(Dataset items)
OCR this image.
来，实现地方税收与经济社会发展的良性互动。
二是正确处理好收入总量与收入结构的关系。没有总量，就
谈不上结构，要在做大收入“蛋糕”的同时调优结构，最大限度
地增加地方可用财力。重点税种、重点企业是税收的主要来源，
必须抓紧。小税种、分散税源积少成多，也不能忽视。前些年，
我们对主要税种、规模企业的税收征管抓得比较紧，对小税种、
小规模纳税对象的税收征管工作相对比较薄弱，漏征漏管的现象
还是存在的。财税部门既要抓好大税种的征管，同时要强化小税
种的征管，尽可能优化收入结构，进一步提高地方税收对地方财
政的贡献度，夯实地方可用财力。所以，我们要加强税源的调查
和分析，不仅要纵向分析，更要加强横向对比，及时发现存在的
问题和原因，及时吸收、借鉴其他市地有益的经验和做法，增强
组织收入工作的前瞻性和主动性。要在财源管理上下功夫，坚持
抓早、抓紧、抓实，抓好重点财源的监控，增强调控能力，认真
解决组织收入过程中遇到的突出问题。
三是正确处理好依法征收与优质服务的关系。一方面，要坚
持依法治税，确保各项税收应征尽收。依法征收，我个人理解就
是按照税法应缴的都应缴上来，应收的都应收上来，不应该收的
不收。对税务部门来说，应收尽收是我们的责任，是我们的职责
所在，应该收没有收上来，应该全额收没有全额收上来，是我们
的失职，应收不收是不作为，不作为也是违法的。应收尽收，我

WORK TO DO: Reproduce the complete data exactly as presented above.

CORRECT OUTPUT:
OCR this image.
来，实现地方税收与经济社会发展的良性互动。
二是正确处理好收入总量与收入结构的关系。没有总量，就
谈不上结构，要在做大收入“蛋糕”的同时调优结构，最大限度
地增加地方可用财力。重点税种、重点企业是税收的主要来源，
必须抓紧。小税种、分散税源积少成多，也不能忽视。前些年，
我们对主要税种、规模企业的税收征管抓得比较紧，对小税种、
小规模纳税对象的税收征管工作相对比较薄弱，漏征漏管的现象
还是存在的。财税部门既要抓好大税种的征管，同时要强化小税
种的征管，尽可能优化收入结构，进一步提高地方税收对地方财
政的贡献度，夯实地方可用财力。所以，我们要加强税源的调查
和分析，不仅要纵向分析，更要加强横向对比，及时发现存在的
问题和原因，及时吸收、借鉴其他市地有益的经验和做法，增强
组织收入工作的前瞻性和主动性。要在财源管理上下功夫，坚持
抓早、抓紧、抓实，抓好重点财源的监控，增强调控能力，认真
解决组织收入过程中遇到的突出问题。
三是正确处理好依法征收与优质服务的关系。一方面，要坚
持依法治税，确保各项税收应征尽收。依法征收，我个人理解就
是按照税法应缴的都应缴上来，应收的都应收上来，不应该收的
不收。对税务部门来说，应收尽收是我们的责任，是我们的职责
所在，应该收没有收上来，应该全额收没有全额收上来，是我们
的失职，应收不收是不作为，不作为也是违法的。应收尽收，我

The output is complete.